→ SET EXERCISE: Lines containing the string "JSON" are to be counted; report only how many there are.

→ RECORDS SUPPLIED:
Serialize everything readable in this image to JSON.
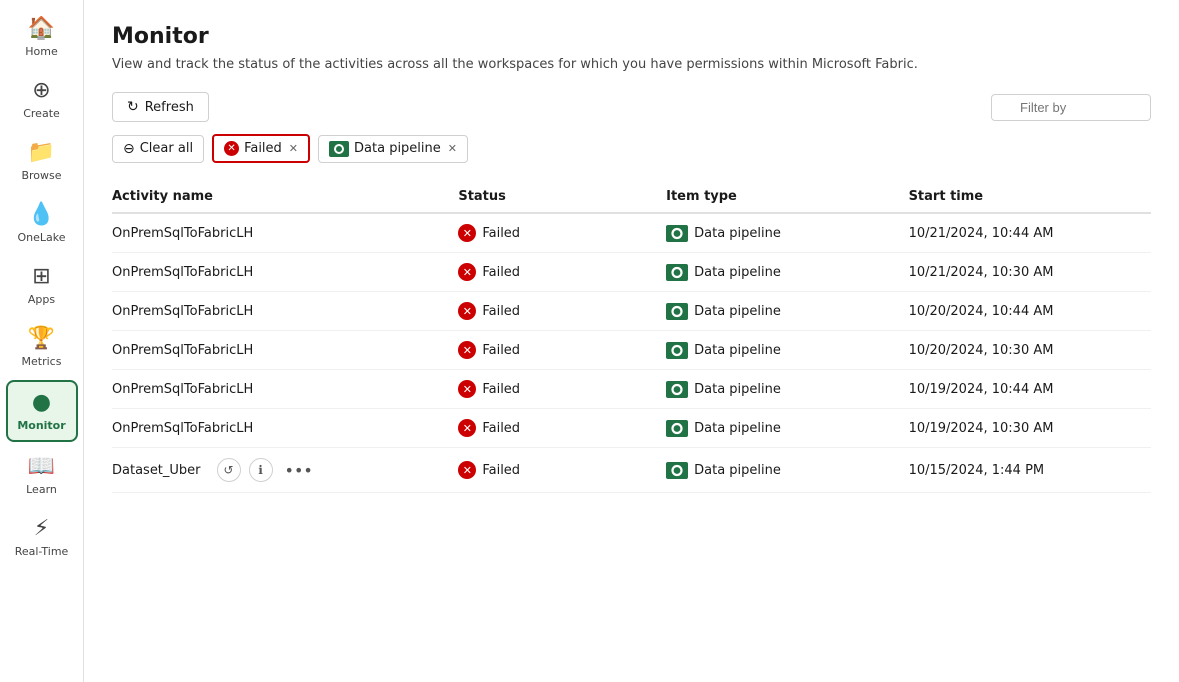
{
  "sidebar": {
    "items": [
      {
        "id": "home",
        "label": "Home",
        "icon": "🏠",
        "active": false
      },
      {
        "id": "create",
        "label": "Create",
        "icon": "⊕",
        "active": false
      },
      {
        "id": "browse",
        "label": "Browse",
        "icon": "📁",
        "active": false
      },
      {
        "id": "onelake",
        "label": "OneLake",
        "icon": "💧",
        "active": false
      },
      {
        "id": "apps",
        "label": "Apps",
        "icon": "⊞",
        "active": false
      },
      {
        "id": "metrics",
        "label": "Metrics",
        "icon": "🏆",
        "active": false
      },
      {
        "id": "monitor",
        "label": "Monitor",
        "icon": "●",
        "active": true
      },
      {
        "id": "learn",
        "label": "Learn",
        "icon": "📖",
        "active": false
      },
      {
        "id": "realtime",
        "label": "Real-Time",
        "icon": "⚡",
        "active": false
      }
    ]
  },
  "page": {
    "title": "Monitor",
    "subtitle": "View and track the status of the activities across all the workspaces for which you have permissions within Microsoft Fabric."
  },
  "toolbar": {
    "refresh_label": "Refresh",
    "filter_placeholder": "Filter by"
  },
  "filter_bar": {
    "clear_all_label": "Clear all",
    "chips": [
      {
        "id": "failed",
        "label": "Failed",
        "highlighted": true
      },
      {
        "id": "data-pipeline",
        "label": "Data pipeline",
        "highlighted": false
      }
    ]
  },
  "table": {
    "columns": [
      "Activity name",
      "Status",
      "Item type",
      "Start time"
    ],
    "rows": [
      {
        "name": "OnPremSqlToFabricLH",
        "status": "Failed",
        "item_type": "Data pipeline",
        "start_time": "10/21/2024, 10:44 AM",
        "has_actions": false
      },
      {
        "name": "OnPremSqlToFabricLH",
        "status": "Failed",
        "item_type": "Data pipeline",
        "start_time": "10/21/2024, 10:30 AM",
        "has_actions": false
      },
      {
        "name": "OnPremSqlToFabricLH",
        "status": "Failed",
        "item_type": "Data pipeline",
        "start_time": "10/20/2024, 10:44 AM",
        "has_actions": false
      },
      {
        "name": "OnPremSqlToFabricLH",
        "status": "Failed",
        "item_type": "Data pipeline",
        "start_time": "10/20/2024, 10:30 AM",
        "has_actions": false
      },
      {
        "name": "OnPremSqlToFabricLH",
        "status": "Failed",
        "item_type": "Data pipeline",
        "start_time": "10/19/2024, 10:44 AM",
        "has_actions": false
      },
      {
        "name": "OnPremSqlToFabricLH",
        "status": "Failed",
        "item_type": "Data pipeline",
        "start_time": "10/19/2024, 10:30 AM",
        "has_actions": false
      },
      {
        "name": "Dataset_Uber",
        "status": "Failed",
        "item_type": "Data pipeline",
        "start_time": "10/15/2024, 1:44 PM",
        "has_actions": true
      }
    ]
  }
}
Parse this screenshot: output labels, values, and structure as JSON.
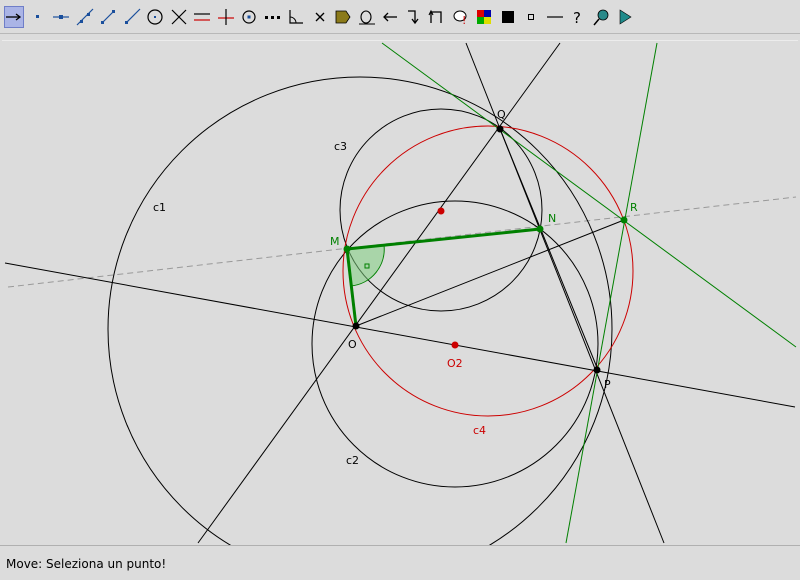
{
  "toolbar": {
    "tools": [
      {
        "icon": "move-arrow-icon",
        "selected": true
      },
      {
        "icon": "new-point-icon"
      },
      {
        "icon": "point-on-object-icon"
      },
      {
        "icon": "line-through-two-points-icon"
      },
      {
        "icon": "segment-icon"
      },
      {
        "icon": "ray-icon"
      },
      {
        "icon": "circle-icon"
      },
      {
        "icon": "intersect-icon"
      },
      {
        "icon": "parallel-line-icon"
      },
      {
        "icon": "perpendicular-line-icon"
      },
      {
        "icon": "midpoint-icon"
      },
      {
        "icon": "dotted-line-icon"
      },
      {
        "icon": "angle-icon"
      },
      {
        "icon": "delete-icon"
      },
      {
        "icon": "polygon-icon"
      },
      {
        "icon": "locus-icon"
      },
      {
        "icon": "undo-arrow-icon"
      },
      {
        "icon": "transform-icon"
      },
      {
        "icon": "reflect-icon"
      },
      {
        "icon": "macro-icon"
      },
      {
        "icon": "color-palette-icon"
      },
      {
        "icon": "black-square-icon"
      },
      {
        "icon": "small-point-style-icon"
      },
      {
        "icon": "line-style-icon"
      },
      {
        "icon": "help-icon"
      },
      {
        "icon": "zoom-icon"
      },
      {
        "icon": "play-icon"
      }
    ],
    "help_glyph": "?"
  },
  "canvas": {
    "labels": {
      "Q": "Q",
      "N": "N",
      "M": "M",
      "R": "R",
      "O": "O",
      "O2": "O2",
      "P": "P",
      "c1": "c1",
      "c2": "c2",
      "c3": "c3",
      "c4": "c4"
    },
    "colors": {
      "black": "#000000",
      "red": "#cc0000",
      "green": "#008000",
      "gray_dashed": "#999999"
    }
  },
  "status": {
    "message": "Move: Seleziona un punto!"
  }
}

→ WRITTEN REPLY: 2